#### [Exercise goal]
Return all lines that include the string "color".

#### [Listed records]
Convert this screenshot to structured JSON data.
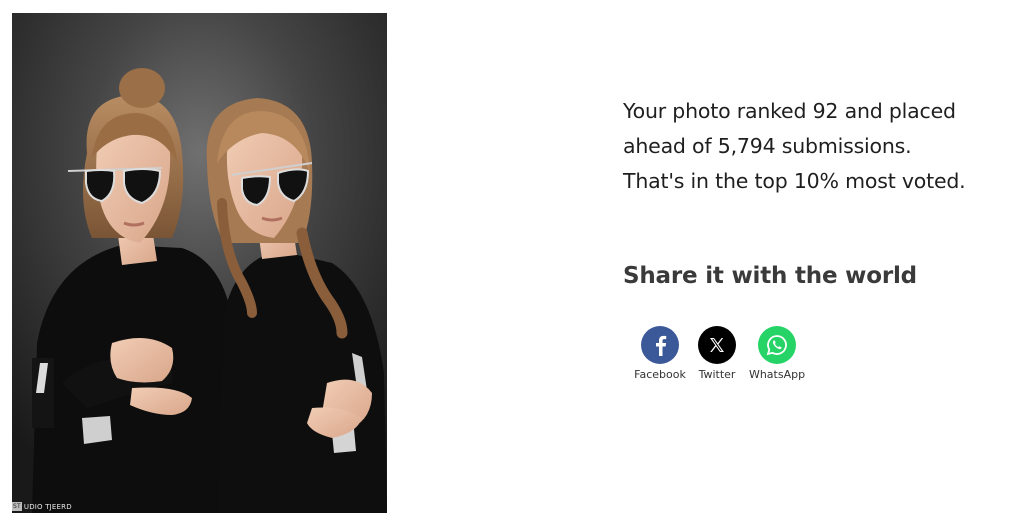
{
  "photo": {
    "watermark_mark": "ST",
    "watermark_text": "UDIO TJEERD"
  },
  "stats": {
    "line1": "Your photo ranked 92 and placed",
    "line2": "ahead of 5,794 submissions.",
    "line3": "That's in the top 10% most voted."
  },
  "share": {
    "heading": "Share it with the world",
    "buttons": [
      {
        "label": "Facebook",
        "icon": "facebook-icon",
        "color": "#3b5998"
      },
      {
        "label": "Twitter",
        "icon": "x-icon",
        "color": "#000000"
      },
      {
        "label": "WhatsApp",
        "icon": "whatsapp-icon",
        "color": "#25d366"
      }
    ]
  }
}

#### [Answer below]
        "color": "#3b5998"
        "color": "#000000"
        "color": "#25d366"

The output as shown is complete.